═════ DATA LINES ═════
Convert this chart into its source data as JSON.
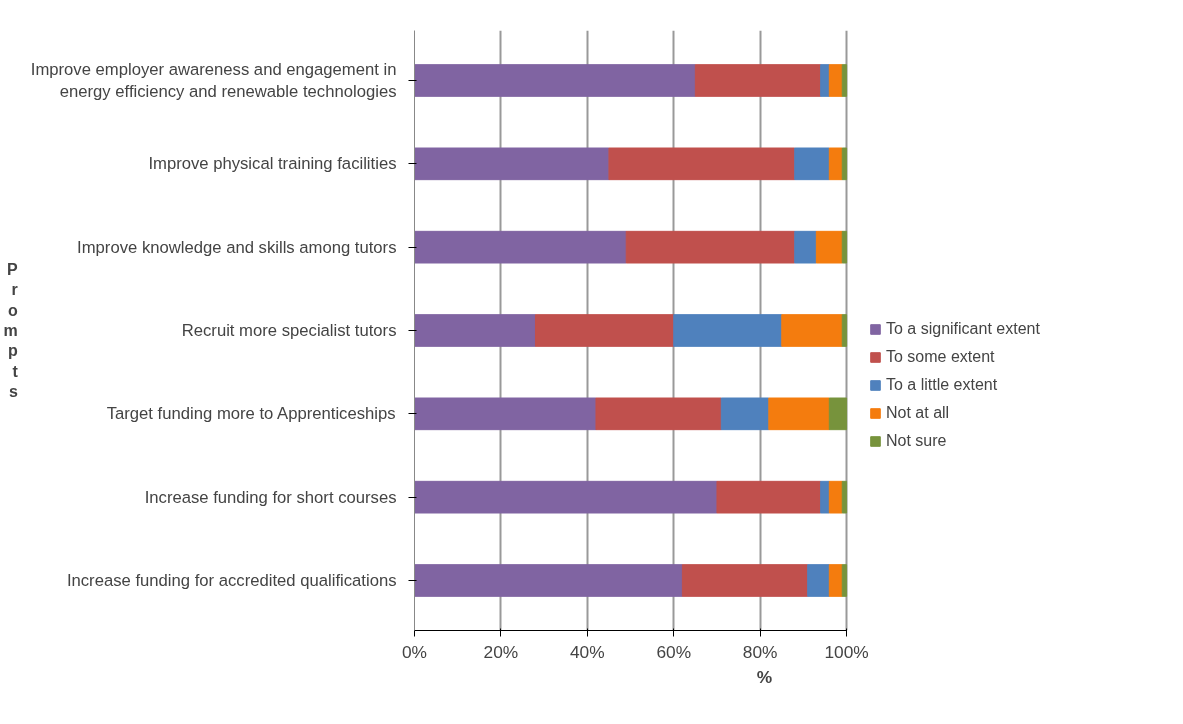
{
  "chart_data": {
    "type": "bar",
    "orientation": "horizontal",
    "stacked": true,
    "xlabel": "%",
    "ylabel": "Prompts",
    "categories": [
      "Improve employer awareness and engagement in energy efficiency and renewable technologies",
      "Improve physical training facilities",
      "Improve knowledge and skills among tutors",
      "Recruit more specialist tutors",
      "Target funding more to Apprenticeships",
      "Increase funding for short courses",
      "Increase funding for accredited qualifications"
    ],
    "series": [
      {
        "name": "To a significant extent",
        "color": "#8064a2",
        "values": [
          65,
          45,
          49,
          28,
          42,
          70,
          62
        ]
      },
      {
        "name": "To some extent",
        "color": "#c0504d",
        "values": [
          29,
          43,
          39,
          32,
          29,
          24,
          29
        ]
      },
      {
        "name": "To a little extent",
        "color": "#4f81bd",
        "values": [
          2,
          8,
          5,
          25,
          11,
          2,
          5
        ]
      },
      {
        "name": "Not at all",
        "color": "#f47c0e",
        "values": [
          3,
          3,
          6,
          14,
          14,
          3,
          3
        ]
      },
      {
        "name": "Not sure",
        "color": "#77933c",
        "values": [
          1,
          1,
          1,
          1,
          4,
          1,
          1
        ]
      }
    ],
    "xlim": [
      0,
      100
    ],
    "xticks": [
      {
        "value": 0,
        "label": "0%"
      },
      {
        "value": 20,
        "label": "20%"
      },
      {
        "value": 40,
        "label": "40%"
      },
      {
        "value": 60,
        "label": "60%"
      },
      {
        "value": 80,
        "label": "80%"
      },
      {
        "value": 100,
        "label": "100%"
      }
    ],
    "grid": "x",
    "legend": "right"
  }
}
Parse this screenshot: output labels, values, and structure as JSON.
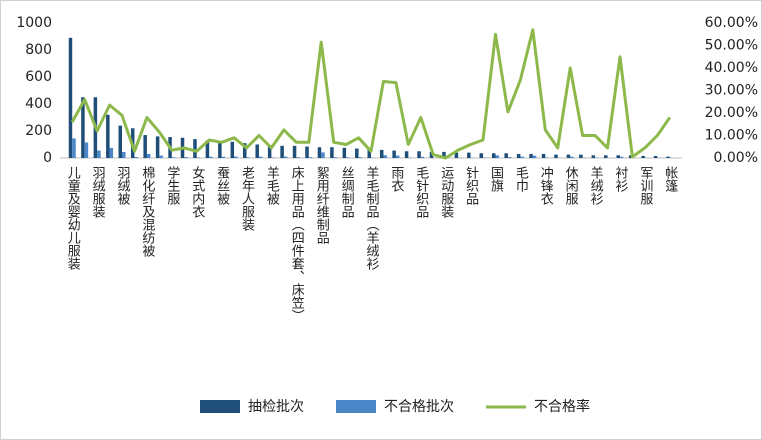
{
  "chart_data": {
    "type": "bar",
    "categories": [
      "儿童及婴幼儿服装",
      null,
      "羽绒服装",
      null,
      "羽绒被",
      null,
      "棉化纤及混纺被",
      null,
      "学生服",
      null,
      "女式内衣",
      null,
      "蚕丝被",
      null,
      "老年人服装",
      null,
      "羊毛被",
      null,
      "床上用品（四件套、床笠）",
      null,
      "絮用纤维制品",
      null,
      "丝绸制品",
      null,
      "羊毛制品（羊绒衫",
      null,
      "雨衣",
      null,
      "毛针织品",
      null,
      "运动服装",
      null,
      "针织品",
      null,
      "国旗",
      null,
      "毛巾",
      null,
      "冲锋衣",
      null,
      "休闲服",
      null,
      "羊绒衫",
      null,
      "衬衫",
      null,
      "军训服",
      null,
      "帐篷"
    ],
    "series": [
      {
        "name": "抽检批次",
        "color": "#1f4e79",
        "values": [
          890,
          450,
          450,
          320,
          240,
          220,
          170,
          160,
          155,
          150,
          140,
          130,
          125,
          120,
          110,
          100,
          95,
          90,
          90,
          85,
          80,
          80,
          75,
          70,
          65,
          60,
          55,
          50,
          50,
          45,
          45,
          40,
          40,
          35,
          35,
          35,
          30,
          30,
          30,
          25,
          25,
          25,
          20,
          20,
          20,
          20,
          15,
          15,
          10
        ]
      },
      {
        "name": "不合格批次",
        "color": "#4a86c8",
        "values": [
          145,
          115,
          55,
          75,
          45,
          7,
          30,
          18,
          5,
          7,
          4,
          10,
          9,
          11,
          5,
          10,
          4,
          11,
          6,
          6,
          41,
          6,
          5,
          6,
          2,
          20,
          18,
          3,
          9,
          1,
          0,
          1,
          2,
          3,
          19,
          7,
          10,
          17,
          4,
          1,
          10,
          2,
          2,
          1,
          9,
          0,
          1,
          2,
          2
        ]
      },
      {
        "name": "不合格率",
        "color": "#8db94b",
        "axis": "y2",
        "type": "line",
        "values": [
          16,
          26,
          12,
          23.5,
          19,
          3,
          18,
          11.5,
          3.5,
          4.5,
          3,
          8,
          7,
          9,
          4.5,
          10,
          4.5,
          12.5,
          7,
          7,
          51.5,
          7,
          6,
          9,
          3,
          34,
          33.5,
          6,
          18,
          1.5,
          0,
          3.5,
          6,
          8,
          55,
          20.5,
          34.7,
          57,
          12.5,
          4.5,
          40,
          10,
          10,
          4.5,
          45,
          0.5,
          4.5,
          10,
          18
        ]
      }
    ],
    "ylim": [
      0,
      1000
    ],
    "yticks": [
      0,
      200,
      400,
      600,
      800,
      1000
    ],
    "y2lim": [
      0,
      60
    ],
    "y2ticks": [
      {
        "value": 0,
        "label": "0.00%"
      },
      {
        "value": 10,
        "label": "10.00%"
      },
      {
        "value": 20,
        "label": "20.00%"
      },
      {
        "value": 30,
        "label": "30.00%"
      },
      {
        "value": 40,
        "label": "40.00%"
      },
      {
        "value": 50,
        "label": "50.00%"
      },
      {
        "value": 60,
        "label": "60.00%"
      }
    ],
    "legend": "bottom"
  }
}
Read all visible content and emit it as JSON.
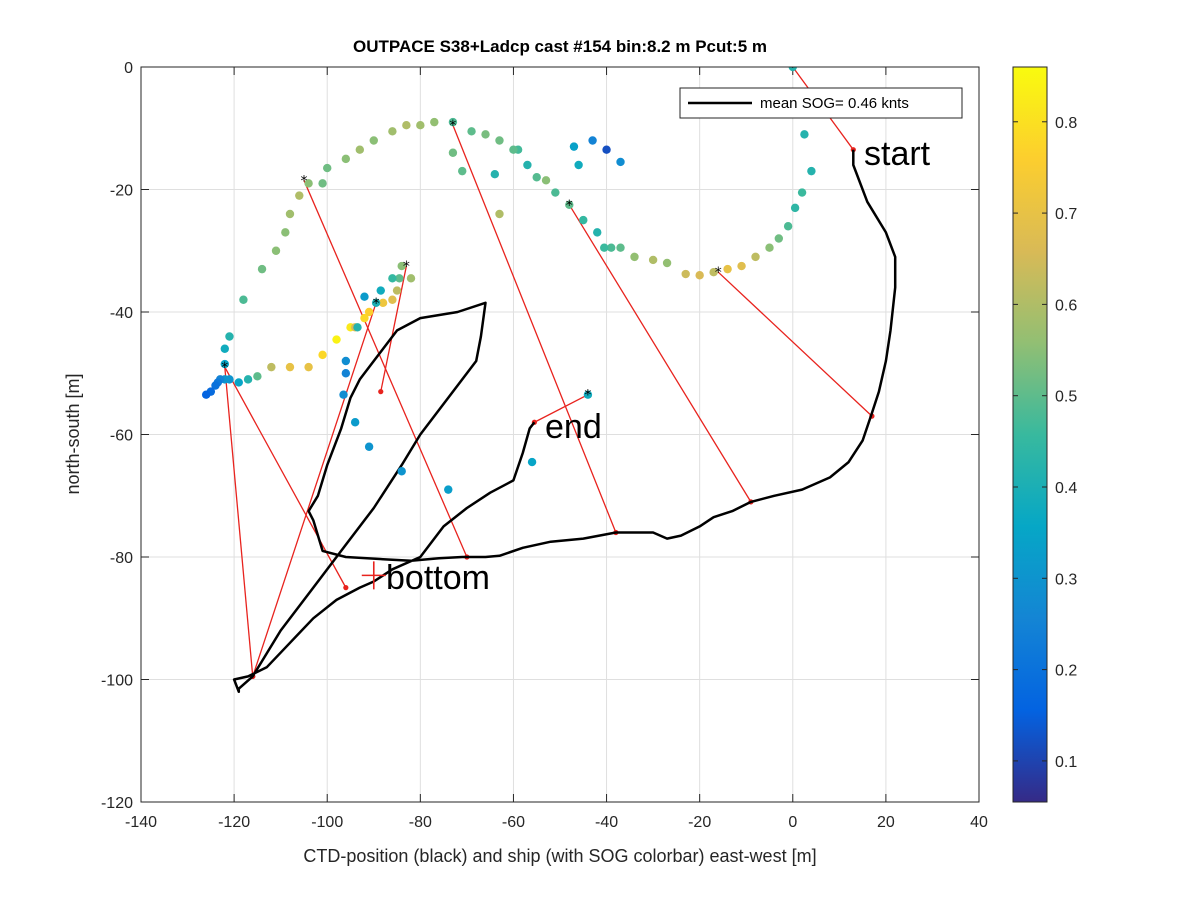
═════
### SET TASK
From the entries above, copy every line where the word "extent" shows up.

### ANSWER TO THE EXERCISE
        "name": "To a significant extent",
        "name": "To some extent",
        "name": "To a little extent",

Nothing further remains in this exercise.